Restate the data below word for word. Skip any images it contains.

**Exercise material**
++++++++
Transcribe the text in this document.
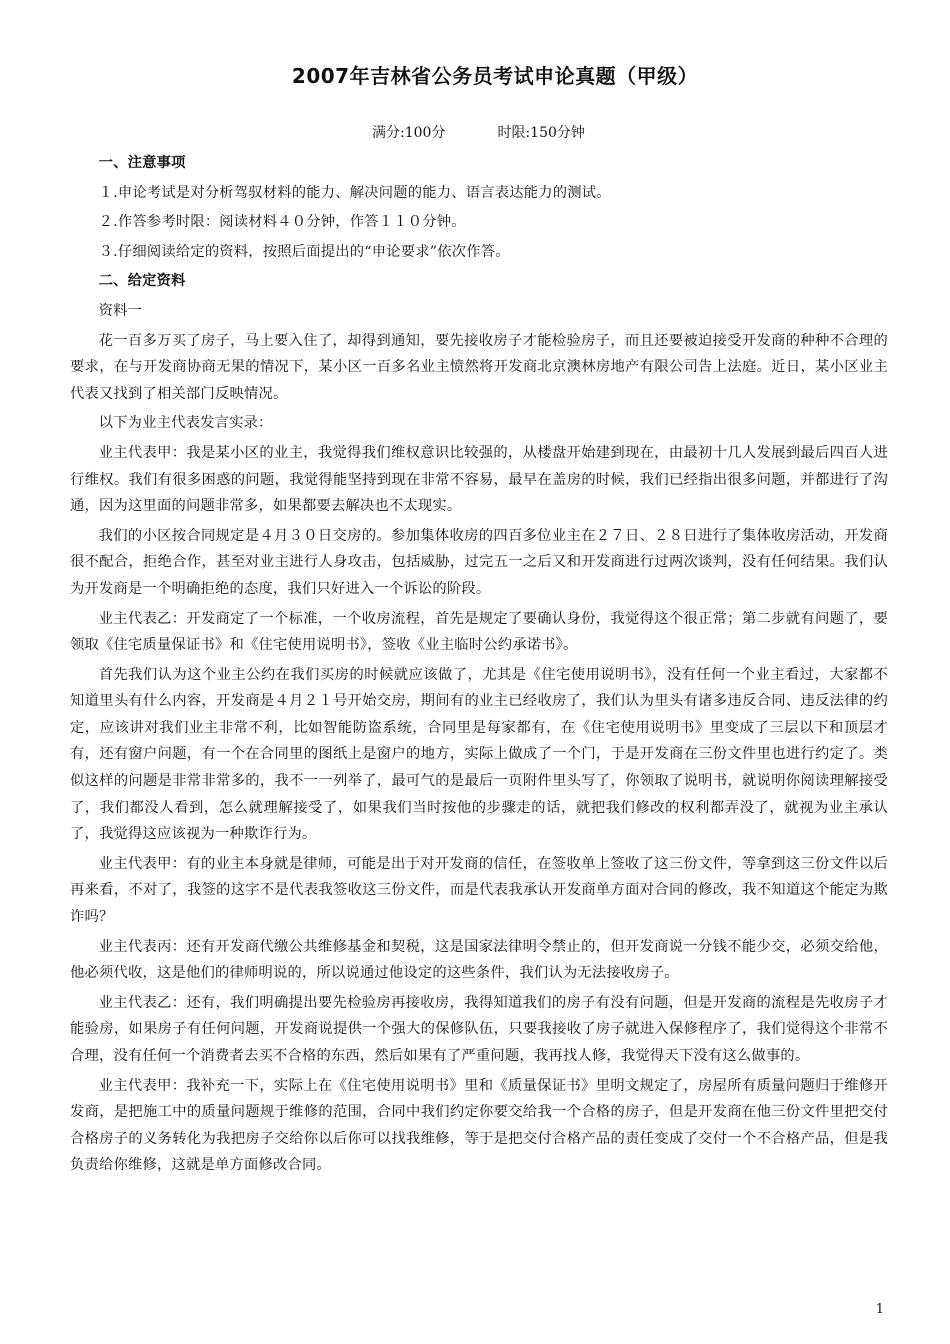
2007年吉林省公务员考试申论真题（甲级）
满分:100分	时限:150分钟

一、注意事项

１.申论考试是对分析驾驭材料的能力、解决问题的能力、语言表达能力的测试。

２.作答参考时限：阅读材料４０分钟，作答１１０分钟。

３.仔细阅读给定的资料，按照后面提出的“申论要求”依次作答。

二、给定资料

资料一

花一百多万买了房子，马上要入住了，却得到通知，要先接收房子才能检验房子，而且还要被迫接受开发商的种种不合理的要求，在与开发商协商无果的情况下，某小区一百多名业主愤然将开发商北京澳林房地产有限公司告上法庭。近日，某小区业主代表又找到了相关部门反映情况。

以下为业主代表发言实录：

业主代表甲：我是某小区的业主，我觉得我们维权意识比较强的，从楼盘开始建到现在，由最初十几人发展到最后四百人进行维权。我们有很多困惑的问题，我觉得能坚持到现在非常不容易，最早在盖房的时候，我们已经指出很多问题，并都进行了沟通，因为这里面的问题非常多，如果都要去解决也不太现实。

我们的小区按合同规定是４月３０日交房的。参加集体收房的四百多位业主在２７日、２８日进行了集体收房活动，开发商很不配合，拒绝合作，甚至对业主进行人身攻击，包括威胁，过完五一之后又和开发商进行过两次谈判，没有任何结果。我们认为开发商是一个明确拒绝的态度，我们只好进入一个诉讼的阶段。

业主代表乙：开发商定了一个标准，一个收房流程，首先是规定了要确认身份，我觉得这个很正常；第二步就有问题了，要领取《住宅质量保证书》和《住宅使用说明书》，签收《业主临时公约承诺书》。

首先我们认为这个业主公约在我们买房的时候就应该做了，尤其是《住宅使用说明书》，没有任何一个业主看过，大家都不知道里头有什么内容，开发商是４月２１号开始交房，期间有的业主已经收房了，我们认为里头有诸多违反合同、违反法律的约定，应该讲对我们业主非常不利，比如智能防盗系统，合同里是每家都有，在《住宅使用说明书》里变成了三层以下和顶层才有，还有窗户问题，有一个在合同里的图纸上是窗户的地方，实际上做成了一个门，于是开发商在三份文件里也进行约定了。类似这样的问题是非常非常多的，我不一一列举了，最可气的是最后一页附件里头写了，你领取了说明书，就说明你阅读理解接受了，我们都没人看到，怎么就理解接受了，如果我们当时按他的步骤走的话，就把我们修改的权利都弄没了，就视为业主承认了，我觉得这应该视为一种欺诈行为。

业主代表甲：有的业主本身就是律师，可能是出于对开发商的信任，在签收单上签收了这三份文件，等拿到这三份文件以后再来看，不对了，我签的这字不是代表我签收这三份文件，而是代表我承认开发商单方面对合同的修改，我不知道这个能定为欺诈吗？

业主代表丙：还有开发商代缴公共维修基金和契税，这是国家法律明令禁止的，但开发商说一分钱不能少交，必须交给他，他必须代收，这是他们的律师明说的，所以说通过他设定的这些条件，我们认为无法接收房子。

业主代表乙：还有，我们明确提出要先检验房再接收房，我得知道我们的房子有没有问题，但是开发商的流程是先收房子才能验房，如果房子有任何问题，开发商说提供一个强大的保修队伍，只要我接收了房子就进入保修程序了，我们觉得这个非常不合理，没有任何一个消费者去买不合格的东西，然后如果有了严重问题，我再找人修，我觉得天下没有这么做事的。

业主代表甲：我补充一下，实际上在《住宅使用说明书》里和《质量保证书》里明文规定了，房屋所有质量问题归于维修开发商，是把施工中的质量问题规于维修的范围，合同中我们约定你要交给我一个合格的房子，但是开发商在他三份文件里把交付合格房子的义务转化为我把房子交给你以后你可以找我维修，等于是把交付合格产品的责任变成了交付一个不合格产品，但是我负责给你维修，这就是单方面修改合同。

1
++++++++
**Exercise result**
Transcribe the text in this document.
2007年吉林省公务员考试申论真题（甲级）
满分:100分	时限:150分钟

一、注意事项

１.申论考试是对分析驾驭材料的能力、解决问题的能力、语言表达能力的测试。

２.作答参考时限：阅读材料４０分钟，作答１１０分钟。

３.仔细阅读给定的资料，按照后面提出的“申论要求”依次作答。

二、给定资料

资料一

花一百多万买了房子，马上要入住了，却得到通知，要先接收房子才能检验房子，而且还要被迫接受开发商的种种不合理的要求，在与开发商协商无果的情况下，某小区一百多名业主愤然将开发商北京澳林房地产有限公司告上法庭。近日，某小区业主代表又找到了相关部门反映情况。

以下为业主代表发言实录：

业主代表甲：我是某小区的业主，我觉得我们维权意识比较强的，从楼盘开始建到现在，由最初十几人发展到最后四百人进行维权。我们有很多困惑的问题，我觉得能坚持到现在非常不容易，最早在盖房的时候，我们已经指出很多问题，并都进行了沟通，因为这里面的问题非常多，如果都要去解决也不太现实。

我们的小区按合同规定是４月３０日交房的。参加集体收房的四百多位业主在２７日、２８日进行了集体收房活动，开发商很不配合，拒绝合作，甚至对业主进行人身攻击，包括威胁，过完五一之后又和开发商进行过两次谈判，没有任何结果。我们认为开发商是一个明确拒绝的态度，我们只好进入一个诉讼的阶段。

业主代表乙：开发商定了一个标准，一个收房流程，首先是规定了要确认身份，我觉得这个很正常；第二步就有问题了，要领取《住宅质量保证书》和《住宅使用说明书》，签收《业主临时公约承诺书》。

首先我们认为这个业主公约在我们买房的时候就应该做了，尤其是《住宅使用说明书》，没有任何一个业主看过，大家都不知道里头有什么内容，开发商是４月２１号开始交房，期间有的业主已经收房了，我们认为里头有诸多违反合同、违反法律的约定，应该讲对我们业主非常不利，比如智能防盗系统，合同里是每家都有，在《住宅使用说明书》里变成了三层以下和顶层才有，还有窗户问题，有一个在合同里的图纸上是窗户的地方，实际上做成了一个门，于是开发商在三份文件里也进行约定了。类似这样的问题是非常非常多的，我不一一列举了，最可气的是最后一页附件里头写了，你领取了说明书，就说明你阅读理解接受了，我们都没人看到，怎么就理解接受了，如果我们当时按他的步骤走的话，就把我们修改的权利都弄没了，就视为业主承认了，我觉得这应该视为一种欺诈行为。

业主代表甲：有的业主本身就是律师，可能是出于对开发商的信任，在签收单上签收了这三份文件，等拿到这三份文件以后再来看，不对了，我签的这字不是代表我签收这三份文件，而是代表我承认开发商单方面对合同的修改，我不知道这个能定为欺诈吗？

业主代表丙：还有开发商代缴公共维修基金和契税，这是国家法律明令禁止的，但开发商说一分钱不能少交，必须交给他，他必须代收，这是他们的律师明说的，所以说通过他设定的这些条件，我们认为无法接收房子。

业主代表乙：还有，我们明确提出要先检验房再接收房，我得知道我们的房子有没有问题，但是开发商的流程是先收房子才能验房，如果房子有任何问题，开发商说提供一个强大的保修队伍，只要我接收了房子就进入保修程序了，我们觉得这个非常不合理，没有任何一个消费者去买不合格的东西，然后如果有了严重问题，我再找人修，我觉得天下没有这么做事的。

业主代表甲：我补充一下，实际上在《住宅使用说明书》里和《质量保证书》里明文规定了，房屋所有质量问题归于维修开发商，是把施工中的质量问题规于维修的范围，合同中我们约定你要交给我一个合格的房子，但是开发商在他三份文件里把交付合格房子的义务转化为我把房子交给你以后你可以找我维修，等于是把交付合格产品的责任变成了交付一个不合格产品，但是我负责给你维修，这就是单方面修改合同。

1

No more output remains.